**What is needed:**
Whenever a line contains the string "yerr", copy it out of the entries.

**Material supplied:**
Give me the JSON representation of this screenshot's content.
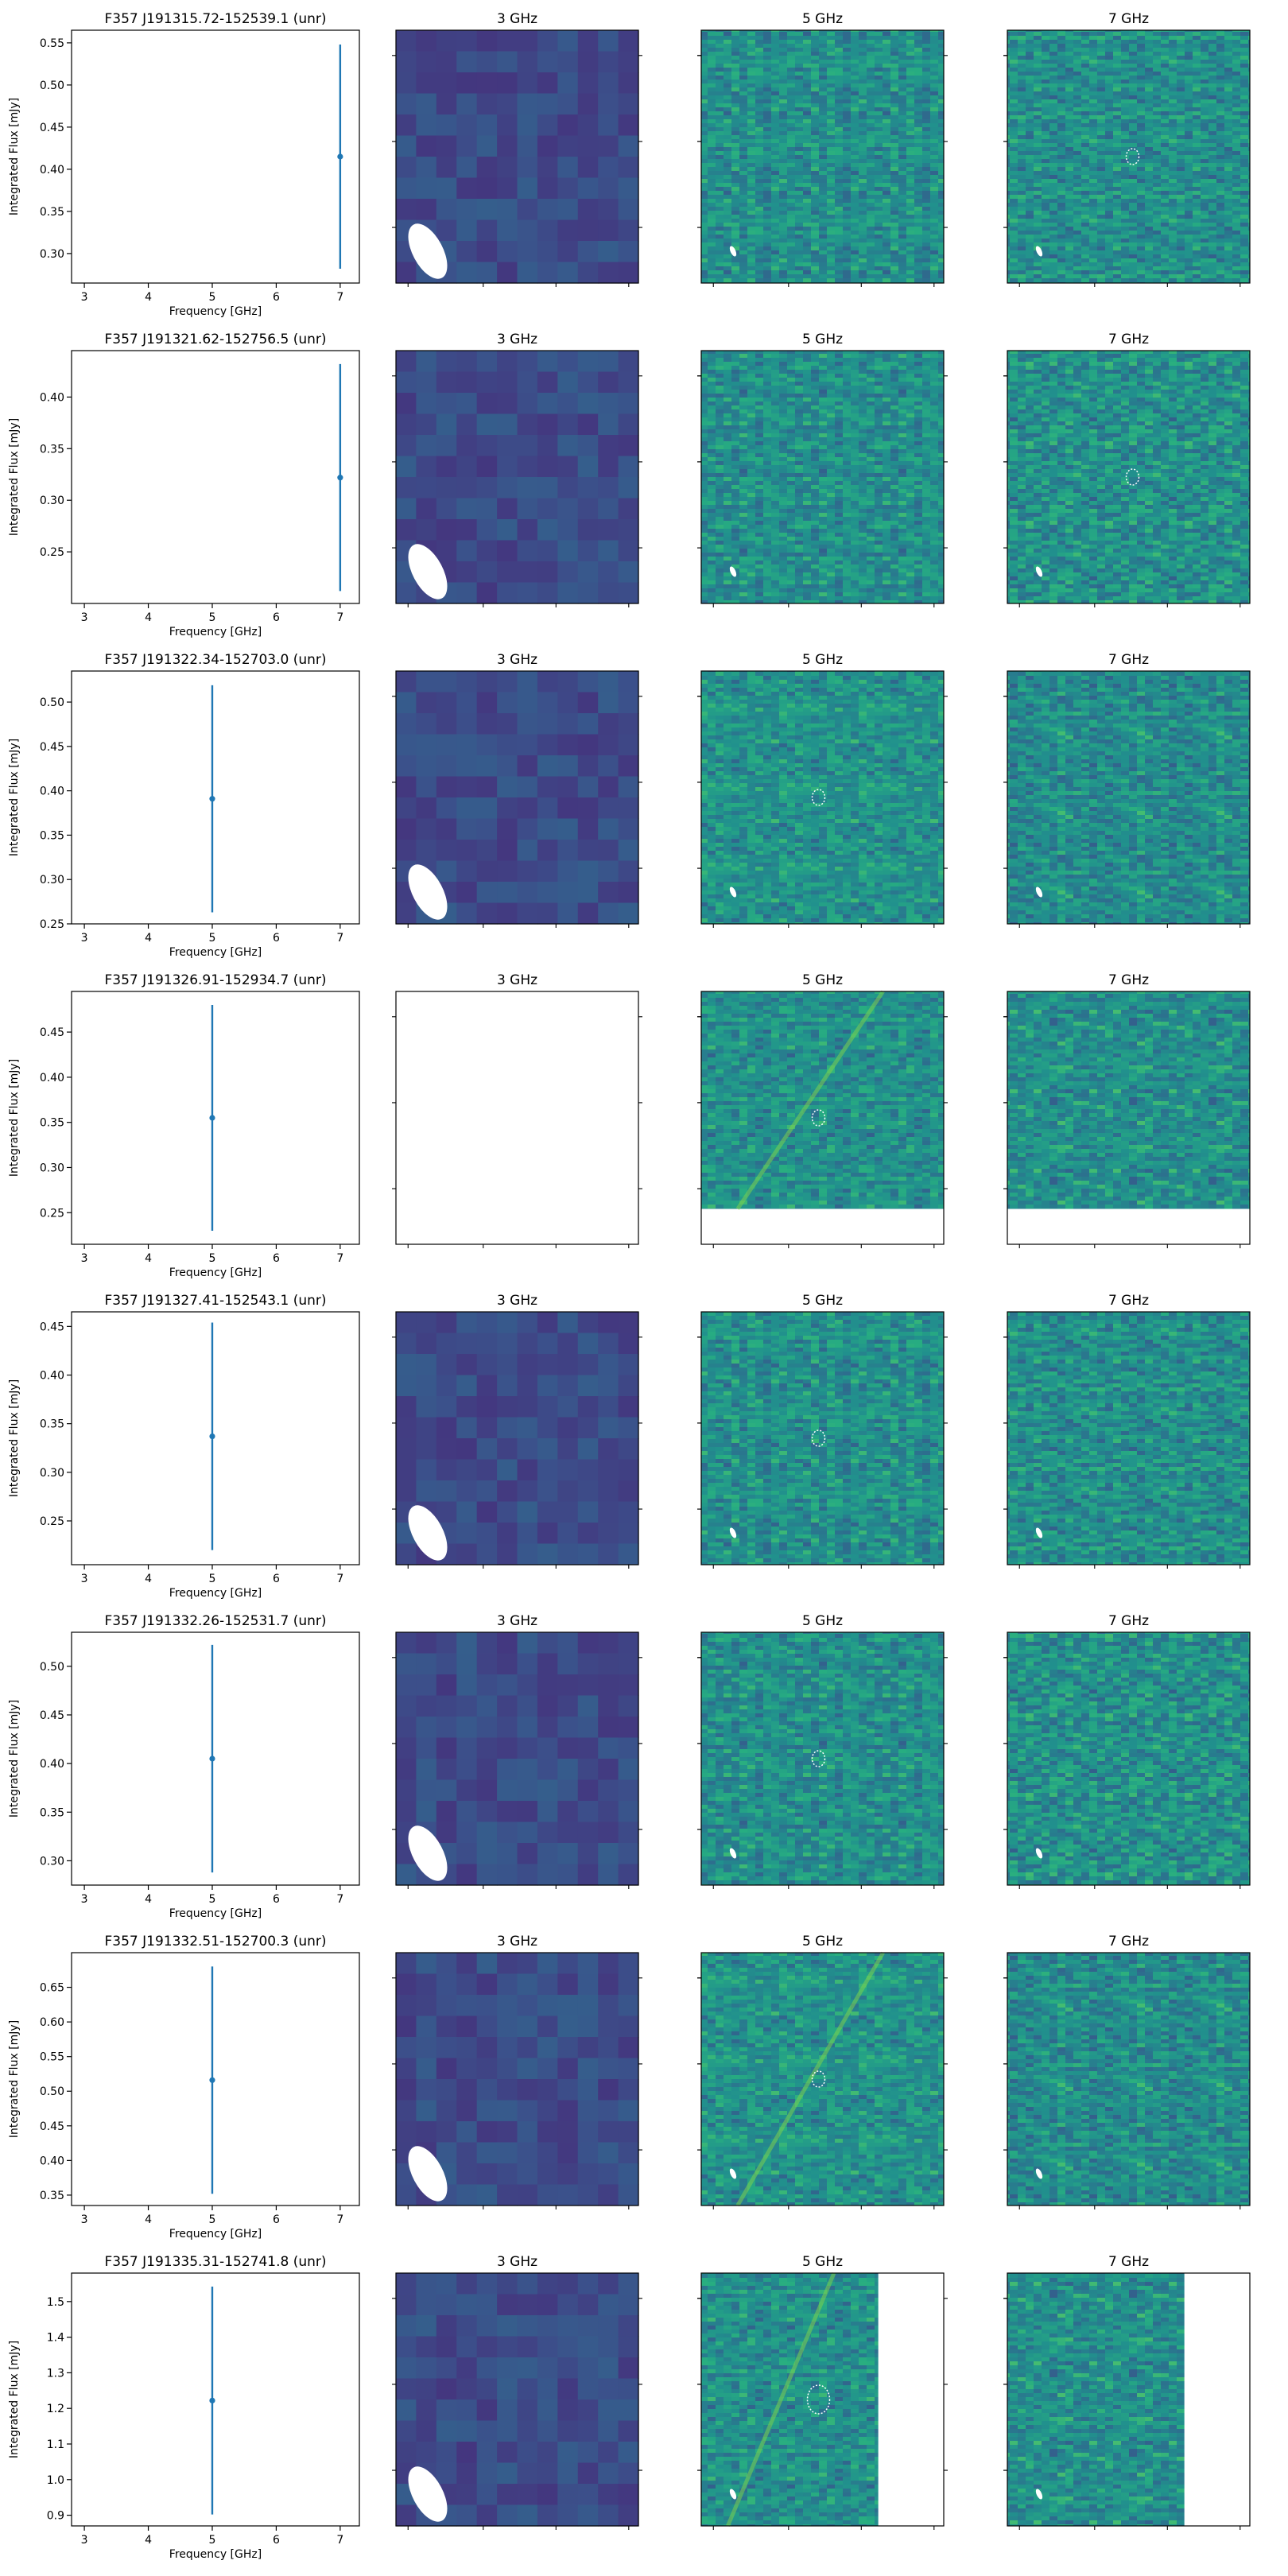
{
  "figure": {
    "colors": {
      "errorbar": "#1f77b4",
      "axes": "#000000",
      "beam": "#ffffff",
      "source_marker": "#ffffff",
      "map_low_3ghz": "#3e4a89",
      "map_low": "#2e6e8e",
      "map_high": "#6ece58"
    },
    "colormap": "viridis",
    "image_columns": [
      "3 GHz",
      "5 GHz",
      "7 GHz"
    ]
  },
  "chart_data": [
    {
      "row": 1,
      "type": "errorbar",
      "title": "F357 J191315.72-152539.1 (unr)",
      "xlabel": "Frequency [GHz]",
      "ylabel": "Integrated Flux [mJy]",
      "xlim": [
        2.8,
        7.3
      ],
      "xticks": [
        "3",
        "4",
        "5",
        "6",
        "7"
      ],
      "ylim": [
        0.265,
        0.565
      ],
      "yticks": [
        "0.30",
        "0.35",
        "0.40",
        "0.45",
        "0.50",
        "0.55"
      ],
      "points": [
        {
          "x": 7,
          "y": 0.415,
          "yerr": 0.133
        }
      ],
      "images": {
        "3 GHz": {
          "data": true,
          "beam": true
        },
        "5 GHz": {
          "data": true,
          "beam": true,
          "source_marker": false,
          "coverage": [
            1,
            1
          ]
        },
        "7 GHz": {
          "data": true,
          "beam": true,
          "source_marker": true,
          "coverage": [
            1,
            1
          ]
        }
      }
    },
    {
      "row": 2,
      "type": "errorbar",
      "title": "F357 J191321.62-152756.5 (unr)",
      "xlabel": "Frequency [GHz]",
      "ylabel": "Integrated Flux [mJy]",
      "xlim": [
        2.8,
        7.3
      ],
      "xticks": [
        "3",
        "4",
        "5",
        "6",
        "7"
      ],
      "ylim": [
        0.2,
        0.445
      ],
      "yticks": [
        "0.25",
        "0.30",
        "0.35",
        "0.40"
      ],
      "points": [
        {
          "x": 7,
          "y": 0.322,
          "yerr": 0.11
        }
      ],
      "images": {
        "3 GHz": {
          "data": true,
          "beam": true
        },
        "5 GHz": {
          "data": true,
          "beam": true,
          "source_marker": false,
          "coverage": [
            1,
            1
          ]
        },
        "7 GHz": {
          "data": true,
          "beam": true,
          "source_marker": true,
          "coverage": [
            1,
            1
          ]
        }
      }
    },
    {
      "row": 3,
      "type": "errorbar",
      "title": "F357 J191322.34-152703.0 (unr)",
      "xlabel": "Frequency [GHz]",
      "ylabel": "Integrated Flux [mJy]",
      "xlim": [
        2.8,
        7.3
      ],
      "xticks": [
        "3",
        "4",
        "5",
        "6",
        "7"
      ],
      "ylim": [
        0.25,
        0.535
      ],
      "yticks": [
        "0.25",
        "0.30",
        "0.35",
        "0.40",
        "0.45",
        "0.50"
      ],
      "points": [
        {
          "x": 5,
          "y": 0.391,
          "yerr": 0.128
        }
      ],
      "images": {
        "3 GHz": {
          "data": true,
          "beam": true
        },
        "5 GHz": {
          "data": true,
          "beam": true,
          "source_marker": true,
          "coverage": [
            1,
            1
          ]
        },
        "7 GHz": {
          "data": true,
          "beam": true,
          "source_marker": false,
          "coverage": [
            1,
            1
          ]
        }
      }
    },
    {
      "row": 4,
      "type": "errorbar",
      "title": "F357 J191326.91-152934.7 (unr)",
      "xlabel": "Frequency [GHz]",
      "ylabel": "Integrated Flux [mJy]",
      "xlim": [
        2.8,
        7.3
      ],
      "xticks": [
        "3",
        "4",
        "5",
        "6",
        "7"
      ],
      "ylim": [
        0.215,
        0.495
      ],
      "yticks": [
        "0.25",
        "0.30",
        "0.35",
        "0.40",
        "0.45"
      ],
      "points": [
        {
          "x": 5,
          "y": 0.355,
          "yerr": 0.125
        }
      ],
      "images": {
        "3 GHz": {
          "data": false,
          "beam": false
        },
        "5 GHz": {
          "data": true,
          "beam": false,
          "source_marker": true,
          "coverage": [
            1,
            0.86
          ]
        },
        "7 GHz": {
          "data": true,
          "beam": false,
          "source_marker": false,
          "coverage": [
            1,
            0.86
          ]
        }
      }
    },
    {
      "row": 5,
      "type": "errorbar",
      "title": "F357 J191327.41-152543.1 (unr)",
      "xlabel": "Frequency [GHz]",
      "ylabel": "Integrated Flux [mJy]",
      "xlim": [
        2.8,
        7.3
      ],
      "xticks": [
        "3",
        "4",
        "5",
        "6",
        "7"
      ],
      "ylim": [
        0.205,
        0.465
      ],
      "yticks": [
        "0.25",
        "0.30",
        "0.35",
        "0.40",
        "0.45"
      ],
      "points": [
        {
          "x": 5,
          "y": 0.337,
          "yerr": 0.117
        }
      ],
      "images": {
        "3 GHz": {
          "data": true,
          "beam": true
        },
        "5 GHz": {
          "data": true,
          "beam": true,
          "source_marker": true,
          "coverage": [
            1,
            1
          ]
        },
        "7 GHz": {
          "data": true,
          "beam": true,
          "source_marker": false,
          "coverage": [
            1,
            1
          ]
        }
      }
    },
    {
      "row": 6,
      "type": "errorbar",
      "title": "F357 J191332.26-152531.7 (unr)",
      "xlabel": "Frequency [GHz]",
      "ylabel": "Integrated Flux [mJy]",
      "xlim": [
        2.8,
        7.3
      ],
      "xticks": [
        "3",
        "4",
        "5",
        "6",
        "7"
      ],
      "ylim": [
        0.275,
        0.535
      ],
      "yticks": [
        "0.30",
        "0.35",
        "0.40",
        "0.45",
        "0.50"
      ],
      "points": [
        {
          "x": 5,
          "y": 0.405,
          "yerr": 0.117
        }
      ],
      "images": {
        "3 GHz": {
          "data": true,
          "beam": true
        },
        "5 GHz": {
          "data": true,
          "beam": true,
          "source_marker": true,
          "coverage": [
            1,
            1
          ]
        },
        "7 GHz": {
          "data": true,
          "beam": true,
          "source_marker": false,
          "coverage": [
            1,
            1
          ]
        }
      }
    },
    {
      "row": 7,
      "type": "errorbar",
      "title": "F357 J191332.51-152700.3 (unr)",
      "xlabel": "Frequency [GHz]",
      "ylabel": "Integrated Flux [mJy]",
      "xlim": [
        2.8,
        7.3
      ],
      "xticks": [
        "3",
        "4",
        "5",
        "6",
        "7"
      ],
      "ylim": [
        0.335,
        0.7
      ],
      "yticks": [
        "0.35",
        "0.40",
        "0.45",
        "0.50",
        "0.55",
        "0.60",
        "0.65"
      ],
      "points": [
        {
          "x": 5,
          "y": 0.516,
          "yerr": 0.164
        }
      ],
      "images": {
        "3 GHz": {
          "data": true,
          "beam": true
        },
        "5 GHz": {
          "data": true,
          "beam": true,
          "source_marker": true,
          "coverage": [
            1,
            1
          ]
        },
        "7 GHz": {
          "data": true,
          "beam": true,
          "source_marker": false,
          "coverage": [
            1,
            1
          ]
        }
      }
    },
    {
      "row": 8,
      "type": "errorbar",
      "title": "F357 J191335.31-152741.8 (unr)",
      "xlabel": "Frequency [GHz]",
      "ylabel": "Integrated Flux [mJy]",
      "xlim": [
        2.8,
        7.3
      ],
      "xticks": [
        "3",
        "4",
        "5",
        "6",
        "7"
      ],
      "ylim": [
        0.87,
        1.58
      ],
      "yticks": [
        "0.9",
        "1.0",
        "1.1",
        "1.2",
        "1.3",
        "1.4",
        "1.5"
      ],
      "points": [
        {
          "x": 5,
          "y": 1.222,
          "yerr": 0.32
        }
      ],
      "images": {
        "3 GHz": {
          "data": true,
          "beam": true
        },
        "5 GHz": {
          "data": true,
          "beam": true,
          "source_marker": true,
          "coverage": [
            0.73,
            1
          ]
        },
        "7 GHz": {
          "data": true,
          "beam": true,
          "source_marker": false,
          "coverage": [
            0.73,
            1
          ]
        }
      }
    }
  ]
}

**Exercise output:**
          "yerr": 0.133
          "yerr": 0.11
          "yerr": 0.128
          "yerr": 0.125
          "yerr": 0.117
          "yerr": 0.117
          "yerr": 0.164
          "yerr": 0.32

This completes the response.